Lines of data
____________________

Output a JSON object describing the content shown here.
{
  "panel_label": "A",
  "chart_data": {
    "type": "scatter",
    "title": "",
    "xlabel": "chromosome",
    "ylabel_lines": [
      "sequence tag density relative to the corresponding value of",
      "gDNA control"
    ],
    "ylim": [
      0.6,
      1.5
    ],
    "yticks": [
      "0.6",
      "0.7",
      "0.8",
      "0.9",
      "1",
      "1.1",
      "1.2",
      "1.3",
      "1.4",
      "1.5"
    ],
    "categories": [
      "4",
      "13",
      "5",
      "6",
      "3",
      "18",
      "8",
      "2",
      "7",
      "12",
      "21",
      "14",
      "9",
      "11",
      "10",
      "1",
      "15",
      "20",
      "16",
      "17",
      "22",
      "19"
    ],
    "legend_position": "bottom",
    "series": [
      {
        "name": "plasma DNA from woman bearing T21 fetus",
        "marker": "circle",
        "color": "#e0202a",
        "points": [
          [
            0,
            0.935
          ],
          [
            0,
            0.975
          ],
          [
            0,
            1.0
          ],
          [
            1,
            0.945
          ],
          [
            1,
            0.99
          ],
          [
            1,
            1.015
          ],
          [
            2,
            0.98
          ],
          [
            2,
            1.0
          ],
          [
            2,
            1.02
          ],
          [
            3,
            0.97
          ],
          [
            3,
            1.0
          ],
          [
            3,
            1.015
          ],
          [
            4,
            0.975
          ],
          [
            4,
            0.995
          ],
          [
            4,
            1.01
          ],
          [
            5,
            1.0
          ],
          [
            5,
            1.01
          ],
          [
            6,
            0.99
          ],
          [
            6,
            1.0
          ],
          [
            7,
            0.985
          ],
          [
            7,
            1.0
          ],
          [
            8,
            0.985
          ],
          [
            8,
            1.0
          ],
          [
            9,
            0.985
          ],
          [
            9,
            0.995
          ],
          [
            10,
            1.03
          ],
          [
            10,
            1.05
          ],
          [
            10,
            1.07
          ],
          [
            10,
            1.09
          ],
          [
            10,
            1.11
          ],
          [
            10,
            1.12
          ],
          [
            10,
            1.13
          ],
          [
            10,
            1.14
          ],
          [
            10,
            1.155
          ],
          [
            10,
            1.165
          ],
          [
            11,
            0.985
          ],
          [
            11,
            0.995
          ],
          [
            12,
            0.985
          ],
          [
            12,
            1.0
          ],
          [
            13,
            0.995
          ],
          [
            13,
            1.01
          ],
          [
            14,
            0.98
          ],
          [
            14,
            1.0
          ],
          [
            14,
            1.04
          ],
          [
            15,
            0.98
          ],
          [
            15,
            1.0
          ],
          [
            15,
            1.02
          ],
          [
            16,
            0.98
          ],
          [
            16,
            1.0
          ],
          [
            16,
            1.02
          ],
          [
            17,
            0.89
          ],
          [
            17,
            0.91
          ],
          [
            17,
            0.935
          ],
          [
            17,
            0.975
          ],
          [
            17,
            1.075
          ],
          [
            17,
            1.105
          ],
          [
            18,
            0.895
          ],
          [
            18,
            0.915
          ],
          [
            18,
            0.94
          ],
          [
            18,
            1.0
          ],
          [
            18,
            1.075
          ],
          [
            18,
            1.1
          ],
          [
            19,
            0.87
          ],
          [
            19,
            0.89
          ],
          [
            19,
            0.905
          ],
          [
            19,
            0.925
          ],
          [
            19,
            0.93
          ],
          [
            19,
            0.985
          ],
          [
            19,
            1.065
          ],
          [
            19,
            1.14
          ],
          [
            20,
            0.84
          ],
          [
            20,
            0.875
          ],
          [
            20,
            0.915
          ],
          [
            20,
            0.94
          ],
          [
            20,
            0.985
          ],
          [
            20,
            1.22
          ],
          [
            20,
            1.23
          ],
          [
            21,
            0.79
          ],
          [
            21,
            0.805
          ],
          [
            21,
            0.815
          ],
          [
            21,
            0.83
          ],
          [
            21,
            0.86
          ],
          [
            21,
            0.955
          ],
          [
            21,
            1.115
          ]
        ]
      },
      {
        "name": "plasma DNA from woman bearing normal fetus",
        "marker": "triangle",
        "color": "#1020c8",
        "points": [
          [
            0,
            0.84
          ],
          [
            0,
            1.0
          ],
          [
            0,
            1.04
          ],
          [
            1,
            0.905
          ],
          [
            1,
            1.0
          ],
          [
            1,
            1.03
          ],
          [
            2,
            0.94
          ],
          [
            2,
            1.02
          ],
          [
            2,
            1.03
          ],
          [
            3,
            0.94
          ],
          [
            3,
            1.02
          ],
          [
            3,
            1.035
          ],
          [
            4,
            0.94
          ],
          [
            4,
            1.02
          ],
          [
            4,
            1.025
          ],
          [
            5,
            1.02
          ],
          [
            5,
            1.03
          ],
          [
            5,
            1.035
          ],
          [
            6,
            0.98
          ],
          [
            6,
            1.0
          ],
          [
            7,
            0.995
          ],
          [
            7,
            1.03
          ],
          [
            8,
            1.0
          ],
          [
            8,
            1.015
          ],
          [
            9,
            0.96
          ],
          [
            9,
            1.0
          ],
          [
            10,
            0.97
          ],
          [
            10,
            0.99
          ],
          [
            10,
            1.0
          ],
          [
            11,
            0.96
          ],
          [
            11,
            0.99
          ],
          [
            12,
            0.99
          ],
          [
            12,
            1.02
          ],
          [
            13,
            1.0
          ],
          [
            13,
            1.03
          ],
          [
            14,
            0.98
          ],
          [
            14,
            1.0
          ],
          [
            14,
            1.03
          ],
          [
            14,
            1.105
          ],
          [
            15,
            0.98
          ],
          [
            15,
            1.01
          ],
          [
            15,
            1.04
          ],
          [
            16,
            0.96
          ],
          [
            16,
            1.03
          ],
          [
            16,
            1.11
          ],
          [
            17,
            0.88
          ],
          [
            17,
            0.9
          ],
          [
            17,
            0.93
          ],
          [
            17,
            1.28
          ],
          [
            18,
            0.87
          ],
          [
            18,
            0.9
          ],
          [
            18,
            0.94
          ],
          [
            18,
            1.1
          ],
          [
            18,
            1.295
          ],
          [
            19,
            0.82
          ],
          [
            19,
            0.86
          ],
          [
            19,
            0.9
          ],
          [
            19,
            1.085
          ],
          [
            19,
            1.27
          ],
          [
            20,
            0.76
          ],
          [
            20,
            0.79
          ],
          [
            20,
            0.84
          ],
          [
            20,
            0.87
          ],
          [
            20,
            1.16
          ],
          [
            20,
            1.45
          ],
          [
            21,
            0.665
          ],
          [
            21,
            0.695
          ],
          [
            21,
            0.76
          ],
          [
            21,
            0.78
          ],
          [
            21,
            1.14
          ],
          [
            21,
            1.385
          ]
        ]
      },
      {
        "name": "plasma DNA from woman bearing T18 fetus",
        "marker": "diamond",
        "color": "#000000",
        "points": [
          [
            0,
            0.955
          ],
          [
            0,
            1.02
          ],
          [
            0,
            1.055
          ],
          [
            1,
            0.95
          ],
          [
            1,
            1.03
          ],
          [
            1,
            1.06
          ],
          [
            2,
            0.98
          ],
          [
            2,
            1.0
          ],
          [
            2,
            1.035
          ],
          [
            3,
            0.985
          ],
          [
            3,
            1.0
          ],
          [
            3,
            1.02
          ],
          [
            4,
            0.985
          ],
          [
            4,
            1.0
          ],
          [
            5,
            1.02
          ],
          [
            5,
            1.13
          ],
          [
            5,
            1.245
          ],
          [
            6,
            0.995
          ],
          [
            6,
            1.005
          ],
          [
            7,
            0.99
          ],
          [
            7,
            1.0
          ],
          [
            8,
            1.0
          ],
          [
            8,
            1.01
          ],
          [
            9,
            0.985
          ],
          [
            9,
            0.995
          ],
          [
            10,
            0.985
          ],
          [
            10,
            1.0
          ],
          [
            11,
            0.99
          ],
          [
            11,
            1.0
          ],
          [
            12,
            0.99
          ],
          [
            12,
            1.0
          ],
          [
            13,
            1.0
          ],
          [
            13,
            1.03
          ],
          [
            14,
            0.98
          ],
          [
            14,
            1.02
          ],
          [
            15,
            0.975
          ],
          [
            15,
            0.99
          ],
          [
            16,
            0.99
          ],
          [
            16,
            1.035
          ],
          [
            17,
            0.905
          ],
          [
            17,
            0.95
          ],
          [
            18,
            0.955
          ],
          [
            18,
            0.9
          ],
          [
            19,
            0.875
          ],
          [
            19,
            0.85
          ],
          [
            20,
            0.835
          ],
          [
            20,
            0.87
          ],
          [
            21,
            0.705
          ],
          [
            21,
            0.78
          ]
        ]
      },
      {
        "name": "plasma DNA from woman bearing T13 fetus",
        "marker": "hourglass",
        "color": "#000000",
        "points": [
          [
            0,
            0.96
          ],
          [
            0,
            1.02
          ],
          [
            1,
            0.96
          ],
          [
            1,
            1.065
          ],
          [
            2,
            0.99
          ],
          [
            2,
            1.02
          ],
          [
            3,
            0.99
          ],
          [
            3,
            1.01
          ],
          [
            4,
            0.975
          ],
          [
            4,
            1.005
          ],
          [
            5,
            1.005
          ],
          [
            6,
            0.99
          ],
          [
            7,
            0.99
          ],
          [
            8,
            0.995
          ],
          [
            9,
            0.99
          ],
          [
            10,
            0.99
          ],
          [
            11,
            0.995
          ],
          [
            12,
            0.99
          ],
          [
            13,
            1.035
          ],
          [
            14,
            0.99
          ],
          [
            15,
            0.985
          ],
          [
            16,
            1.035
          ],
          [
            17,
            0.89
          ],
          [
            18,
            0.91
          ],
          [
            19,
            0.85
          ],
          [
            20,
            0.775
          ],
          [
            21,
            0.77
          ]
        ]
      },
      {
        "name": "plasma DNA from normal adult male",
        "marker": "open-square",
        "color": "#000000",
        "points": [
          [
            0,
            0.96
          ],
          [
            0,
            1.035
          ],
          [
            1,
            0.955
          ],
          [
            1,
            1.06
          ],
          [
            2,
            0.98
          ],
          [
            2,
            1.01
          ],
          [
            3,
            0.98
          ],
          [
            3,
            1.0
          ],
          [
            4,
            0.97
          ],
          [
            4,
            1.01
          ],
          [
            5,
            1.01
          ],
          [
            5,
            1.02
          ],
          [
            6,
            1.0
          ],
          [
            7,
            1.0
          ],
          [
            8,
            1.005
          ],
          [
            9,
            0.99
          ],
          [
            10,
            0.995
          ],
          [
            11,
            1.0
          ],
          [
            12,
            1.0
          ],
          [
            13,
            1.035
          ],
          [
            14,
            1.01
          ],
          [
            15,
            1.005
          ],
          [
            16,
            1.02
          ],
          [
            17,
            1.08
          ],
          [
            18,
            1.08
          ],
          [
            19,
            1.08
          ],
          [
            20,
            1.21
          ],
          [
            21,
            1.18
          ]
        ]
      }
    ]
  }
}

____________________

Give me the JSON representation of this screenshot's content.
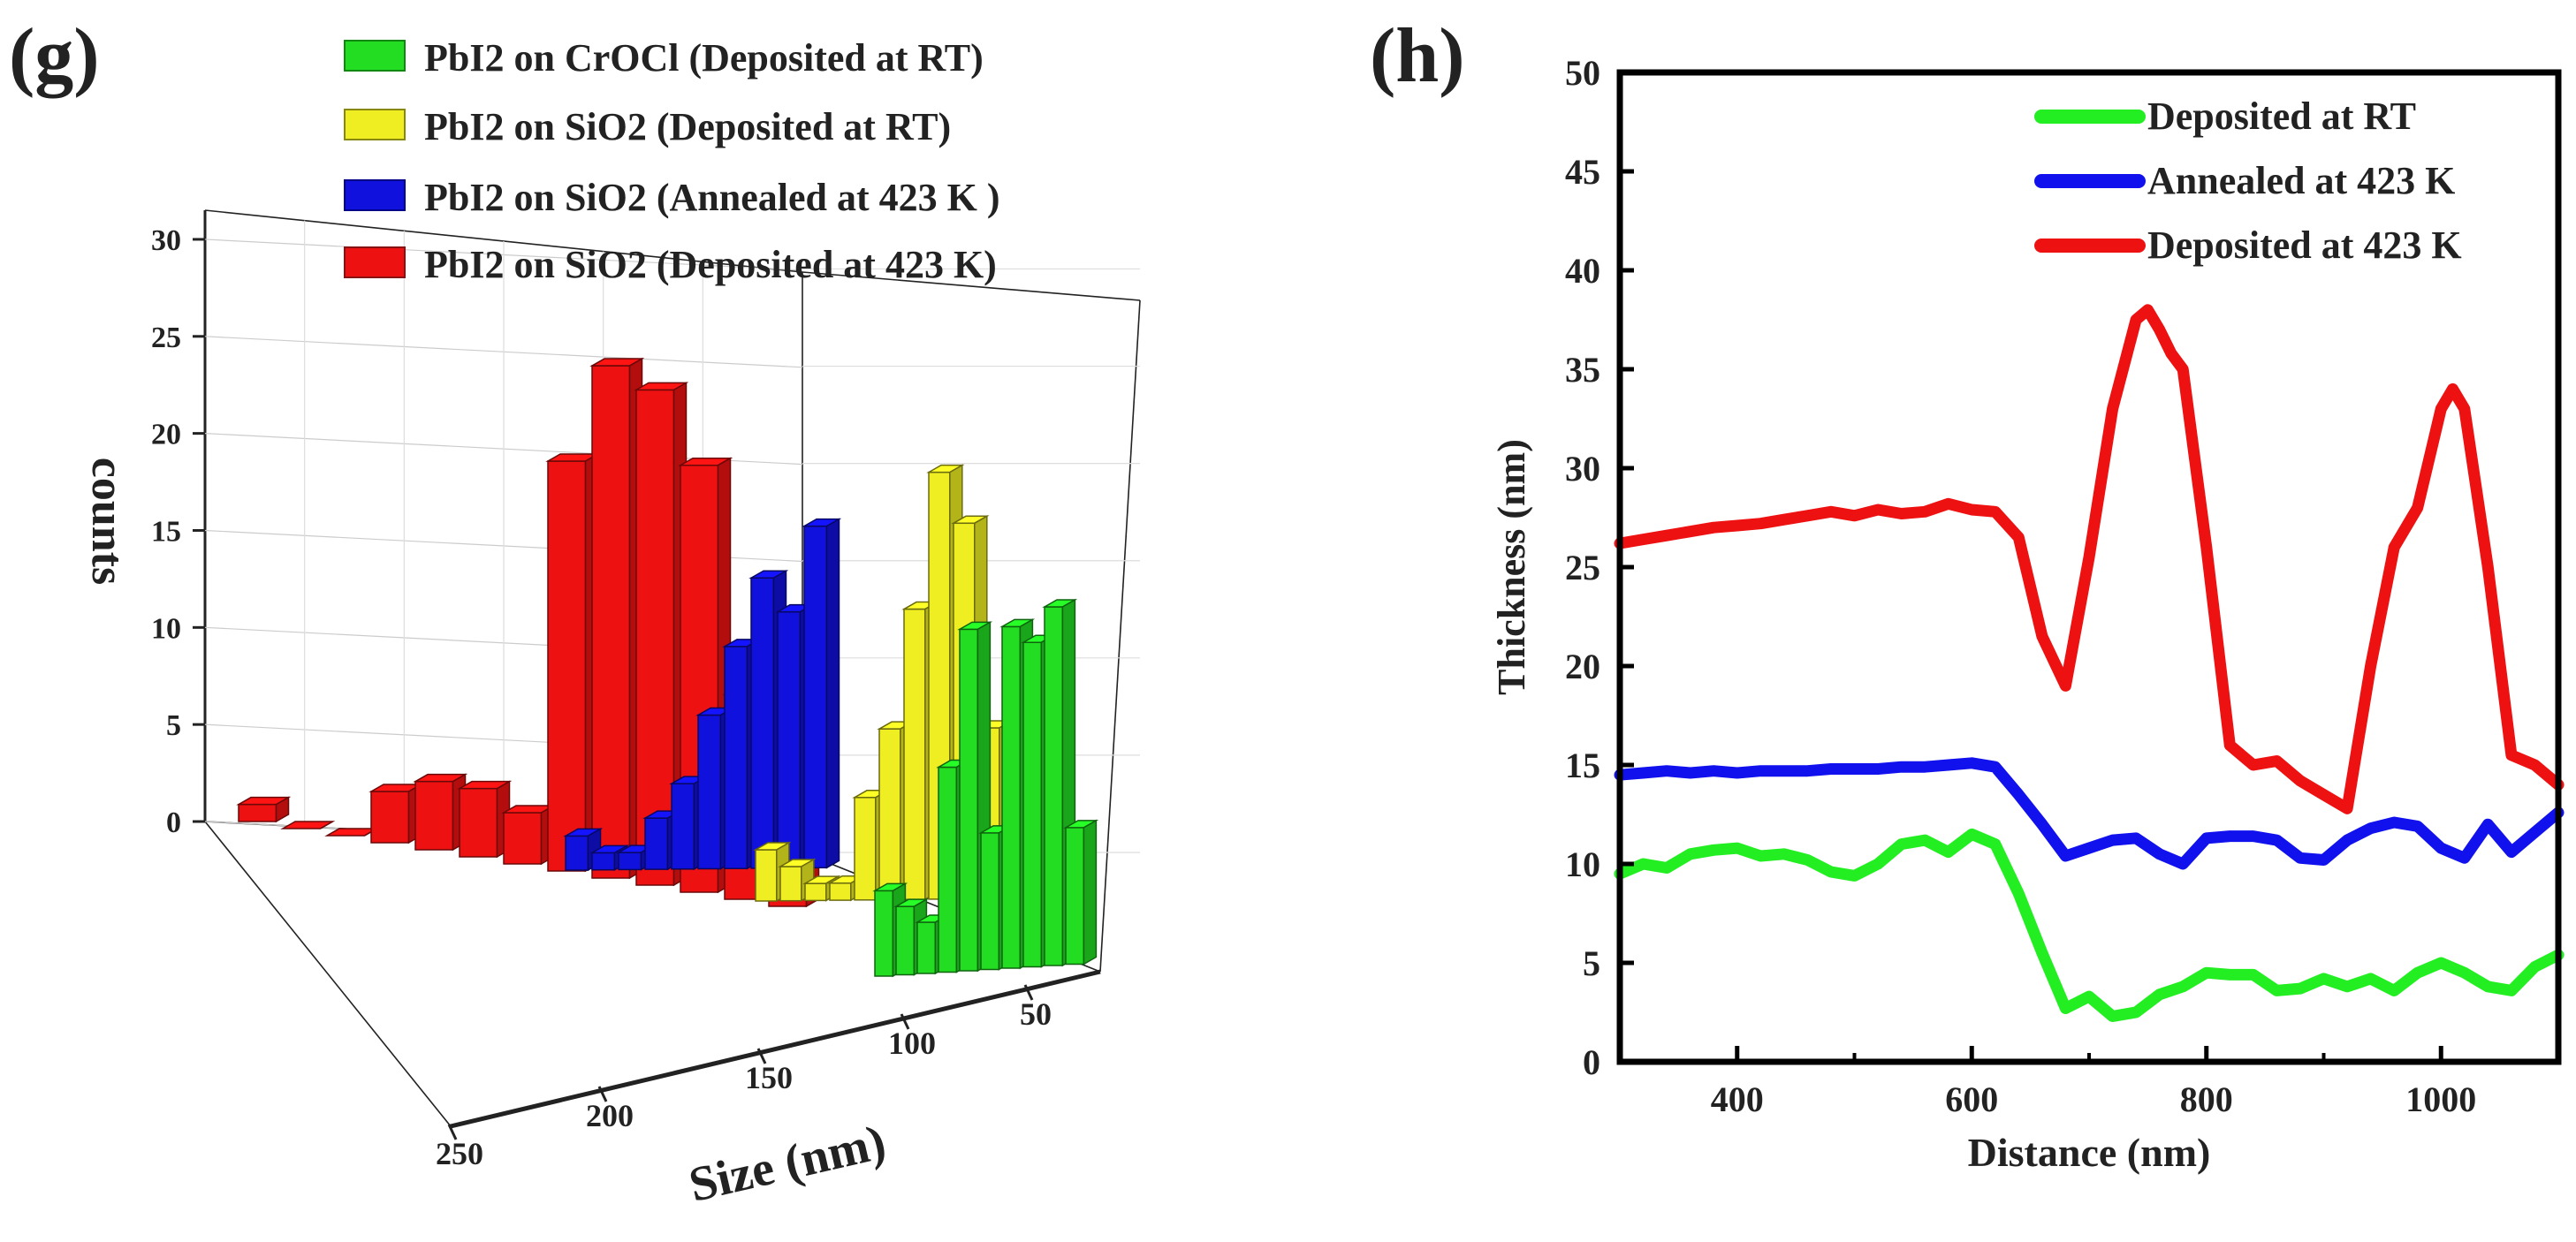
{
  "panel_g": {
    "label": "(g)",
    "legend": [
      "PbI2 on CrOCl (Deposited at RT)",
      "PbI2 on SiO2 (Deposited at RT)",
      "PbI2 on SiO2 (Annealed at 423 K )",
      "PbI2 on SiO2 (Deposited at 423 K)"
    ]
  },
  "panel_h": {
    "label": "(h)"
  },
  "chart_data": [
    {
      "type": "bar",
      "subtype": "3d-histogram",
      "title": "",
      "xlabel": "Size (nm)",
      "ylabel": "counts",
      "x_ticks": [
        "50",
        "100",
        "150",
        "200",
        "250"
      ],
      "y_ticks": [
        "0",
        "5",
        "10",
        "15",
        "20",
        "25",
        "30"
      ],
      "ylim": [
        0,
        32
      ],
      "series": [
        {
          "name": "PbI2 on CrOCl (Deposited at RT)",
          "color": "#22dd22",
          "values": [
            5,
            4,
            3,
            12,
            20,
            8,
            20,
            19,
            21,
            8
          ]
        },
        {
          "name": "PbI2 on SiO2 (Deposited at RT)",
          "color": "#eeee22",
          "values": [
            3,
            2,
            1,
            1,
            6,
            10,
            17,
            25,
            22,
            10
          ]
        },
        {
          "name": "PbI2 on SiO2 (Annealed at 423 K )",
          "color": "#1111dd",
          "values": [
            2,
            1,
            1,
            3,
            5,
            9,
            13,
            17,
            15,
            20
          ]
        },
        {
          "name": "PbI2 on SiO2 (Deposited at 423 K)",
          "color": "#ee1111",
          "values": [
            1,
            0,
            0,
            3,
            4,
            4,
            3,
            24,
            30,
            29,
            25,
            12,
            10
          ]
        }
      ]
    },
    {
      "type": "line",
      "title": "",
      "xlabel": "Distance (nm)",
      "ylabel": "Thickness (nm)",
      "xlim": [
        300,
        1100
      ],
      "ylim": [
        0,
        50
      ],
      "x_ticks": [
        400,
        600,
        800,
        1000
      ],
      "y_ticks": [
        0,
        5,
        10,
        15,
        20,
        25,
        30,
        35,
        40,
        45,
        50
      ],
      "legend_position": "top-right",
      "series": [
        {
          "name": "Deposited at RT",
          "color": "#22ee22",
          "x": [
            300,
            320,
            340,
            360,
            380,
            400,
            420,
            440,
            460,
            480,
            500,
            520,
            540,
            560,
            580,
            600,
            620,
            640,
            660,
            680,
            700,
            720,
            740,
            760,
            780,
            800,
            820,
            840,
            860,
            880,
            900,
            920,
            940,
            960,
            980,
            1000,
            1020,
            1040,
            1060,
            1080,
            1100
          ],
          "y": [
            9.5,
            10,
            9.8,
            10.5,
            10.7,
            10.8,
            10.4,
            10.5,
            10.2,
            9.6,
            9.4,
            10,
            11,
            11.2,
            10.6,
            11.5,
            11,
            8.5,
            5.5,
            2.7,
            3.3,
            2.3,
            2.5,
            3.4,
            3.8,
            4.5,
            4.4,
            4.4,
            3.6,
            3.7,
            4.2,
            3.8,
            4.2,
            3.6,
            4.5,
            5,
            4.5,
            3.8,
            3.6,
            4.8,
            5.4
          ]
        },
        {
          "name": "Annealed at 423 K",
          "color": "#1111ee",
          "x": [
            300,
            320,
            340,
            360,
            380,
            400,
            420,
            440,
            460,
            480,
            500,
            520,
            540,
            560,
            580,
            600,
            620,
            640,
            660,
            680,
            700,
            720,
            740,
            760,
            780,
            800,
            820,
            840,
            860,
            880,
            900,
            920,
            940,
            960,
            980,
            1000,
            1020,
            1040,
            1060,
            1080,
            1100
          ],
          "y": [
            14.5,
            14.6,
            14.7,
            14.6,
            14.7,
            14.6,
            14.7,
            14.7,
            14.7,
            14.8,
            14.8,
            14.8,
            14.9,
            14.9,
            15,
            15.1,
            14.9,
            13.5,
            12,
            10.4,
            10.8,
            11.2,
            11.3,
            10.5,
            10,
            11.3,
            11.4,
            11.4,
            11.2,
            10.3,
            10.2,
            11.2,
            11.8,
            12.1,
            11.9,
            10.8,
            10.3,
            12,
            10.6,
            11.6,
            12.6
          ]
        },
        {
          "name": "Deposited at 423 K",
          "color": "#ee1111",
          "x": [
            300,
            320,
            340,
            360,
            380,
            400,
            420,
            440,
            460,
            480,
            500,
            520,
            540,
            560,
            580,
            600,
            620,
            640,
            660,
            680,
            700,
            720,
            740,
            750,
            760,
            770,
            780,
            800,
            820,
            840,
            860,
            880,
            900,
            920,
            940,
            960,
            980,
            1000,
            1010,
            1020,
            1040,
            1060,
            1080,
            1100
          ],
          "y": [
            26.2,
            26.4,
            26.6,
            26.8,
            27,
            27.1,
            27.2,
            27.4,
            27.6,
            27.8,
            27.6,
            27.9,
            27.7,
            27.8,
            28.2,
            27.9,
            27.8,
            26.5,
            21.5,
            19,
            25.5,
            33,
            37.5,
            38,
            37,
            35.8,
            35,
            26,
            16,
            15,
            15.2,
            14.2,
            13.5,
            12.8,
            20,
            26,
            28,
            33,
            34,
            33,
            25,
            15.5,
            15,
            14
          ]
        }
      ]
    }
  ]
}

____________________

▶ **Objective**
Reproduce each line from the records that contains the word "content".

▶ **Exercise response**
Output a JSON object describing the content shown here.
Give me the JSON representation of this screenshot's content.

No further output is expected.